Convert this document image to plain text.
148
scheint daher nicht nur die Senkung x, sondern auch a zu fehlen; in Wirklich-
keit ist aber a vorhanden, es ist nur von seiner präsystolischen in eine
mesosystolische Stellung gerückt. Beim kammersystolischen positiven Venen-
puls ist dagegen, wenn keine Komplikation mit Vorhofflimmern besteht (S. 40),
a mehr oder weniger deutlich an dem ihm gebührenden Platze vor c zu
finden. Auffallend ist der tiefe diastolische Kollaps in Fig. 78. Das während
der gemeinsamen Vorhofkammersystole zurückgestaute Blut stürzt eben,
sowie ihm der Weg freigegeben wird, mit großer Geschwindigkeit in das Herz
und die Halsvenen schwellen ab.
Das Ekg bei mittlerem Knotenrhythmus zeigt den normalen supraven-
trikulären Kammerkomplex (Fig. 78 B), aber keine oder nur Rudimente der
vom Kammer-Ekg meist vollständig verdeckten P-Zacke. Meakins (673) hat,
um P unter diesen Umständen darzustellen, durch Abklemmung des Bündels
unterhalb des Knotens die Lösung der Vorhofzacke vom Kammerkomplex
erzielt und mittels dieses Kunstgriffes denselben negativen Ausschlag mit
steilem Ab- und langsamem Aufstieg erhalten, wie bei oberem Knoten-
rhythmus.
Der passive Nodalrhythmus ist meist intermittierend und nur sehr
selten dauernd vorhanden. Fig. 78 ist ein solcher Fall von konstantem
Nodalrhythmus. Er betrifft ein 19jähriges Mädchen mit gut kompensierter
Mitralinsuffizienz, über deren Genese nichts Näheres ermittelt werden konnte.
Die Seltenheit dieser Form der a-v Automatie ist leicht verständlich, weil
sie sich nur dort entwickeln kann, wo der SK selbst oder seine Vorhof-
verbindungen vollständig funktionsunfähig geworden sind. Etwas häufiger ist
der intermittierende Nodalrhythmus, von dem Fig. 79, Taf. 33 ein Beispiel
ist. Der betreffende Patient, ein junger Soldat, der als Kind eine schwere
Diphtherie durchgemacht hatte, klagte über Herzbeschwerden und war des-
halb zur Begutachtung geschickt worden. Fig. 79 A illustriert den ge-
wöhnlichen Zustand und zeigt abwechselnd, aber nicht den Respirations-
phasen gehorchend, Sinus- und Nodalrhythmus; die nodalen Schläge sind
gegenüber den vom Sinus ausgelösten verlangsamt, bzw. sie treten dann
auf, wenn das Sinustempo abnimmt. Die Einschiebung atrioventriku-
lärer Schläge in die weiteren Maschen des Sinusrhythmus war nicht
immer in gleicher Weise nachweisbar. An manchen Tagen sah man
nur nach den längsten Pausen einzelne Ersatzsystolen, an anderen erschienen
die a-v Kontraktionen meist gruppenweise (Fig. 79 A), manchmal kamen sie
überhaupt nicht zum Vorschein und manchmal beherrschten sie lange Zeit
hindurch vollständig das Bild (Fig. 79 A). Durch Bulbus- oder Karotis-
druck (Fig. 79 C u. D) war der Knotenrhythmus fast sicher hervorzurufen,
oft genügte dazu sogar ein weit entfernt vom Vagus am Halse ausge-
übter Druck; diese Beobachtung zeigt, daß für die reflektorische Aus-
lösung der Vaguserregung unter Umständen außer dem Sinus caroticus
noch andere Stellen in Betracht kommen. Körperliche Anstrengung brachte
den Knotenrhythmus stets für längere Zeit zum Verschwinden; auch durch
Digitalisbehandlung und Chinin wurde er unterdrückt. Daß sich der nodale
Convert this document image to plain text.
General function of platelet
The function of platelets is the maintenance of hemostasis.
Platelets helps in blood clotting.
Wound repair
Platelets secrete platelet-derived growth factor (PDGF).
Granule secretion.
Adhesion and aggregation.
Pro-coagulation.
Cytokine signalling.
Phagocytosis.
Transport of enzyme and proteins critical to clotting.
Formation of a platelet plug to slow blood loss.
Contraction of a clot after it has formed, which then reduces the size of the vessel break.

- [Work instructions] Return the whole listing above verbatim.

- [Result]
Convert this document image to plain text.
148
scheint daher nicht nur die Senkung x, sondern auch a zu fehlen; in Wirklich-
keit ist aber a vorhanden, es ist nur von seiner präsystolischen in eine
mesosystolische Stellung gerückt. Beim kammersystolischen positiven Venen-
puls ist dagegen, wenn keine Komplikation mit Vorhofflimmern besteht (S. 40),
a mehr oder weniger deutlich an dem ihm gebührenden Platze vor c zu
finden. Auffallend ist der tiefe diastolische Kollaps in Fig. 78. Das während
der gemeinsamen Vorhofkammersystole zurückgestaute Blut stürzt eben,
sowie ihm der Weg freigegeben wird, mit großer Geschwindigkeit in das Herz
und die Halsvenen schwellen ab.
Das Ekg bei mittlerem Knotenrhythmus zeigt den normalen supraven-
trikulären Kammerkomplex (Fig. 78 B), aber keine oder nur Rudimente der
vom Kammer-Ekg meist vollständig verdeckten P-Zacke. Meakins (673) hat,
um P unter diesen Umständen darzustellen, durch Abklemmung des Bündels
unterhalb des Knotens die Lösung der Vorhofzacke vom Kammerkomplex
erzielt und mittels dieses Kunstgriffes denselben negativen Ausschlag mit
steilem Ab- und langsamem Aufstieg erhalten, wie bei oberem Knoten-
rhythmus.
Der passive Nodalrhythmus ist meist intermittierend und nur sehr
selten dauernd vorhanden. Fig. 78 ist ein solcher Fall von konstantem
Nodalrhythmus. Er betrifft ein 19jähriges Mädchen mit gut kompensierter
Mitralinsuffizienz, über deren Genese nichts Näheres ermittelt werden konnte.
Die Seltenheit dieser Form der a-v Automatie ist leicht verständlich, weil
sie sich nur dort entwickeln kann, wo der SK selbst oder seine Vorhof-
verbindungen vollständig funktionsunfähig geworden sind. Etwas häufiger ist
der intermittierende Nodalrhythmus, von dem Fig. 79, Taf. 33 ein Beispiel
ist. Der betreffende Patient, ein junger Soldat, der als Kind eine schwere
Diphtherie durchgemacht hatte, klagte über Herzbeschwerden und war des-
halb zur Begutachtung geschickt worden. Fig. 79 A illustriert den ge-
wöhnlichen Zustand und zeigt abwechselnd, aber nicht den Respirations-
phasen gehorchend, Sinus- und Nodalrhythmus; die nodalen Schläge sind
gegenüber den vom Sinus ausgelösten verlangsamt, bzw. sie treten dann
auf, wenn das Sinustempo abnimmt. Die Einschiebung atrioventriku-
lärer Schläge in die weiteren Maschen des Sinusrhythmus war nicht
immer in gleicher Weise nachweisbar. An manchen Tagen sah man
nur nach den längsten Pausen einzelne Ersatzsystolen, an anderen erschienen
die a-v Kontraktionen meist gruppenweise (Fig. 79 A), manchmal kamen sie
überhaupt nicht zum Vorschein und manchmal beherrschten sie lange Zeit
hindurch vollständig das Bild (Fig. 79 A). Durch Bulbus- oder Karotis-
druck (Fig. 79 C u. D) war der Knotenrhythmus fast sicher hervorzurufen,
oft genügte dazu sogar ein weit entfernt vom Vagus am Halse ausge-
übter Druck; diese Beobachtung zeigt, daß für die reflektorische Aus-
lösung der Vaguserregung unter Umständen außer dem Sinus caroticus
noch andere Stellen in Betracht kommen. Körperliche Anstrengung brachte
den Knotenrhythmus stets für längere Zeit zum Verschwinden; auch durch
Digitalisbehandlung und Chinin wurde er unterdrückt. Daß sich der nodale
Convert this document image to plain text.
General function of platelet
The function of platelets is the maintenance of hemostasis.
Platelets helps in blood clotting.
Wound repair
Platelets secrete platelet-derived growth factor (PDGF).
Granule secretion.
Adhesion and aggregation.
Pro-coagulation.
Cytokine signalling.
Phagocytosis.
Transport of enzyme and proteins critical to clotting.
Formation of a platelet plug to slow blood loss.
Contraction of a clot after it has formed, which then reduces the size of the vessel break.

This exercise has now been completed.